Records that describe figures
____________
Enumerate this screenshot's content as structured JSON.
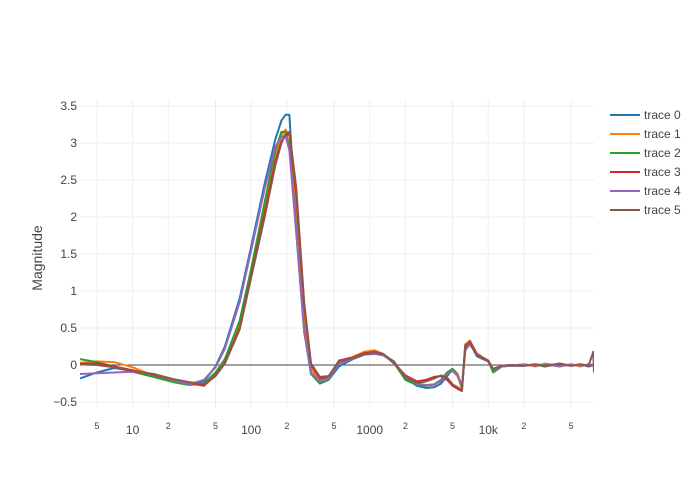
{
  "chart_data": {
    "type": "line",
    "title": "",
    "xlabel": "",
    "ylabel": "Magnitude",
    "x_scale": "log",
    "xlim": [
      3.6,
      78000
    ],
    "ylim": [
      -0.58,
      3.58
    ],
    "grid": true,
    "legend_position": "top-right",
    "x_ticks": [
      {
        "value": 5,
        "label": "5",
        "major": false
      },
      {
        "value": 10,
        "label": "10",
        "major": true
      },
      {
        "value": 20,
        "label": "2",
        "major": false
      },
      {
        "value": 50,
        "label": "5",
        "major": false
      },
      {
        "value": 100,
        "label": "100",
        "major": true
      },
      {
        "value": 200,
        "label": "2",
        "major": false
      },
      {
        "value": 500,
        "label": "5",
        "major": false
      },
      {
        "value": 1000,
        "label": "1000",
        "major": true
      },
      {
        "value": 2000,
        "label": "2",
        "major": false
      },
      {
        "value": 5000,
        "label": "5",
        "major": false
      },
      {
        "value": 10000,
        "label": "10k",
        "major": true
      },
      {
        "value": 20000,
        "label": "2",
        "major": false
      },
      {
        "value": 50000,
        "label": "5",
        "major": false
      }
    ],
    "y_ticks": [
      {
        "value": -0.5,
        "label": "−0.5"
      },
      {
        "value": 0,
        "label": "0"
      },
      {
        "value": 0.5,
        "label": "0.5"
      },
      {
        "value": 1,
        "label": "1"
      },
      {
        "value": 1.5,
        "label": "1.5"
      },
      {
        "value": 2,
        "label": "2"
      },
      {
        "value": 2.5,
        "label": "2.5"
      },
      {
        "value": 3,
        "label": "3"
      },
      {
        "value": 3.5,
        "label": "3.5"
      }
    ],
    "series": [
      {
        "name": "trace 0",
        "color": "#1f77b4",
        "x": [
          3.6,
          5,
          7,
          10,
          15,
          22,
          30,
          40,
          50,
          60,
          80,
          100,
          130,
          160,
          180,
          195,
          210,
          240,
          280,
          320,
          380,
          450,
          550,
          700,
          900,
          1100,
          1300,
          1600,
          2000,
          2500,
          3000,
          3500,
          4000,
          4500,
          5000,
          5500,
          6000,
          6400,
          7000,
          8000,
          9000,
          10000,
          11000,
          13000,
          15000,
          20000,
          25000,
          30000,
          40000,
          50000,
          60000,
          70000,
          78000
        ],
        "y": [
          -0.18,
          -0.1,
          -0.04,
          -0.08,
          -0.15,
          -0.22,
          -0.26,
          -0.22,
          -0.02,
          0.25,
          0.9,
          1.6,
          2.45,
          3.05,
          3.3,
          3.38,
          3.38,
          1.9,
          0.5,
          -0.12,
          -0.25,
          -0.2,
          -0.02,
          0.07,
          0.14,
          0.16,
          0.14,
          0.05,
          -0.18,
          -0.28,
          -0.31,
          -0.3,
          -0.25,
          -0.15,
          -0.06,
          -0.12,
          -0.3,
          0.2,
          0.3,
          0.12,
          0.08,
          0.05,
          -0.08,
          -0.02,
          -0.01,
          -0.01,
          0.01,
          -0.02,
          0.02,
          -0.01,
          0.01,
          -0.02,
          0.0
        ]
      },
      {
        "name": "trace 1",
        "color": "#ff7f0e",
        "x": [
          3.6,
          5,
          7,
          10,
          15,
          22,
          30,
          40,
          50,
          60,
          80,
          100,
          130,
          160,
          180,
          195,
          210,
          240,
          280,
          320,
          380,
          450,
          550,
          700,
          900,
          1100,
          1300,
          1600,
          2000,
          2500,
          3000,
          3500,
          4000,
          4500,
          5000,
          5500,
          6000,
          6400,
          7000,
          8000,
          9000,
          10000,
          11000,
          13000,
          15000,
          20000,
          25000,
          30000,
          40000,
          50000,
          60000,
          70000,
          78000
        ],
        "y": [
          0.03,
          0.05,
          0.04,
          -0.03,
          -0.14,
          -0.21,
          -0.26,
          -0.27,
          -0.12,
          0.05,
          0.55,
          1.25,
          2.1,
          2.8,
          3.1,
          3.18,
          3.1,
          2.2,
          0.7,
          -0.05,
          -0.2,
          -0.18,
          0.05,
          0.1,
          0.18,
          0.2,
          0.15,
          0.02,
          -0.15,
          -0.25,
          -0.28,
          -0.27,
          -0.2,
          -0.1,
          -0.08,
          -0.15,
          -0.32,
          0.28,
          0.33,
          0.16,
          0.1,
          0.06,
          -0.05,
          -0.01,
          -0.01,
          0.01,
          -0.02,
          0.02,
          -0.01,
          0.01,
          -0.02,
          0.01,
          0.0
        ]
      },
      {
        "name": "trace 2",
        "color": "#2ca02c",
        "x": [
          3.6,
          5,
          7,
          10,
          15,
          22,
          30,
          40,
          50,
          60,
          80,
          100,
          130,
          160,
          180,
          195,
          210,
          240,
          280,
          320,
          380,
          450,
          550,
          700,
          900,
          1100,
          1300,
          1600,
          2000,
          2500,
          3000,
          3500,
          4000,
          4500,
          5000,
          5500,
          6000,
          6400,
          7000,
          8000,
          9000,
          10000,
          11000,
          13000,
          15000,
          20000,
          25000,
          30000,
          40000,
          50000,
          60000,
          70000,
          78000
        ],
        "y": [
          0.08,
          0.04,
          -0.02,
          -0.09,
          -0.16,
          -0.23,
          -0.27,
          -0.25,
          -0.1,
          0.08,
          0.6,
          1.3,
          2.2,
          2.9,
          3.15,
          3.15,
          2.95,
          1.8,
          0.45,
          -0.12,
          -0.24,
          -0.2,
          0.03,
          0.09,
          0.16,
          0.17,
          0.14,
          0.03,
          -0.2,
          -0.27,
          -0.28,
          -0.26,
          -0.2,
          -0.1,
          -0.05,
          -0.12,
          -0.3,
          0.22,
          0.3,
          0.14,
          0.1,
          0.06,
          -0.1,
          -0.02,
          -0.01,
          -0.01,
          0.01,
          -0.02,
          0.02,
          -0.01,
          0.01,
          -0.01,
          0.0
        ]
      },
      {
        "name": "trace 3",
        "color": "#d62728",
        "x": [
          3.6,
          5,
          7,
          10,
          15,
          22,
          30,
          40,
          50,
          60,
          80,
          100,
          130,
          160,
          180,
          195,
          210,
          240,
          280,
          320,
          380,
          450,
          550,
          700,
          900,
          1100,
          1300,
          1600,
          2000,
          2500,
          3000,
          3500,
          4000,
          4500,
          5000,
          5500,
          6000,
          6400,
          7000,
          8000,
          9000,
          10000,
          11000,
          13000,
          15000,
          20000,
          25000,
          30000,
          40000,
          50000,
          60000,
          70000,
          78000
        ],
        "y": [
          0.02,
          0.02,
          -0.02,
          -0.07,
          -0.13,
          -0.2,
          -0.24,
          -0.28,
          -0.14,
          0.03,
          0.5,
          1.2,
          2.05,
          2.75,
          3.02,
          3.1,
          3.12,
          2.3,
          0.8,
          0.0,
          -0.18,
          -0.16,
          0.06,
          0.1,
          0.16,
          0.18,
          0.15,
          0.03,
          -0.14,
          -0.22,
          -0.2,
          -0.16,
          -0.15,
          -0.2,
          -0.28,
          -0.32,
          -0.35,
          0.25,
          0.32,
          0.15,
          0.1,
          0.06,
          -0.06,
          -0.01,
          0.0,
          -0.01,
          0.01,
          -0.01,
          0.01,
          -0.01,
          0.01,
          -0.01,
          0.0
        ]
      },
      {
        "name": "trace 4",
        "color": "#9467bd",
        "x": [
          3.6,
          5,
          7,
          10,
          15,
          22,
          30,
          40,
          50,
          60,
          80,
          100,
          130,
          160,
          180,
          195,
          210,
          240,
          280,
          320,
          380,
          450,
          550,
          700,
          900,
          1100,
          1300,
          1600,
          2000,
          2500,
          3000,
          3500,
          4000,
          4500,
          5000,
          5500,
          6000,
          6400,
          7000,
          8000,
          9000,
          10000,
          11000,
          13000,
          15000,
          20000,
          25000,
          30000,
          40000,
          50000,
          60000,
          70000,
          78000
        ],
        "y": [
          -0.12,
          -0.11,
          -0.1,
          -0.09,
          -0.12,
          -0.2,
          -0.26,
          -0.2,
          -0.03,
          0.22,
          0.85,
          1.55,
          2.38,
          2.95,
          3.08,
          3.1,
          2.9,
          1.8,
          0.45,
          -0.1,
          -0.22,
          -0.18,
          0.02,
          0.08,
          0.14,
          0.15,
          0.13,
          0.04,
          -0.16,
          -0.25,
          -0.27,
          -0.26,
          -0.22,
          -0.12,
          -0.08,
          -0.13,
          -0.28,
          0.2,
          0.28,
          0.14,
          0.09,
          0.05,
          -0.06,
          -0.02,
          -0.01,
          0.01,
          -0.01,
          0.01,
          -0.02,
          0.01,
          -0.01,
          0.01,
          0.0
        ]
      },
      {
        "name": "trace 5",
        "color": "#8c564b",
        "x": [
          3.6,
          5,
          7,
          10,
          15,
          22,
          30,
          40,
          50,
          60,
          80,
          100,
          130,
          160,
          180,
          195,
          210,
          240,
          280,
          320,
          380,
          450,
          550,
          700,
          900,
          1100,
          1300,
          1600,
          2000,
          2500,
          3000,
          3500,
          4000,
          4500,
          5000,
          5500,
          6000,
          6400,
          7000,
          8000,
          9000,
          10000,
          11000,
          13000,
          15000,
          20000,
          25000,
          30000,
          40000,
          50000,
          60000,
          70000,
          77000,
          78000
        ],
        "y": [
          0.01,
          0.0,
          -0.03,
          -0.08,
          -0.12,
          -0.19,
          -0.23,
          -0.26,
          -0.15,
          0.02,
          0.48,
          1.18,
          2.0,
          2.7,
          3.0,
          3.12,
          3.15,
          2.4,
          0.85,
          0.02,
          -0.16,
          -0.15,
          0.05,
          0.09,
          0.15,
          0.17,
          0.15,
          0.04,
          -0.16,
          -0.24,
          -0.22,
          -0.18,
          -0.14,
          -0.17,
          -0.26,
          -0.3,
          -0.34,
          0.27,
          0.3,
          0.13,
          0.09,
          0.05,
          -0.05,
          -0.01,
          0.0,
          -0.01,
          0.01,
          -0.01,
          0.02,
          -0.01,
          0.01,
          -0.01,
          0.18,
          -0.1
        ]
      }
    ]
  }
}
____________
Exercise task: Copy each line of the listing in which the word "trace" can be found.

Reply to the exercise:
        "name": "trace 0",
        "name": "trace 1",
        "name": "trace 2",
        "name": "trace 3",
        "name": "trace 4",
        "name": "trace 5",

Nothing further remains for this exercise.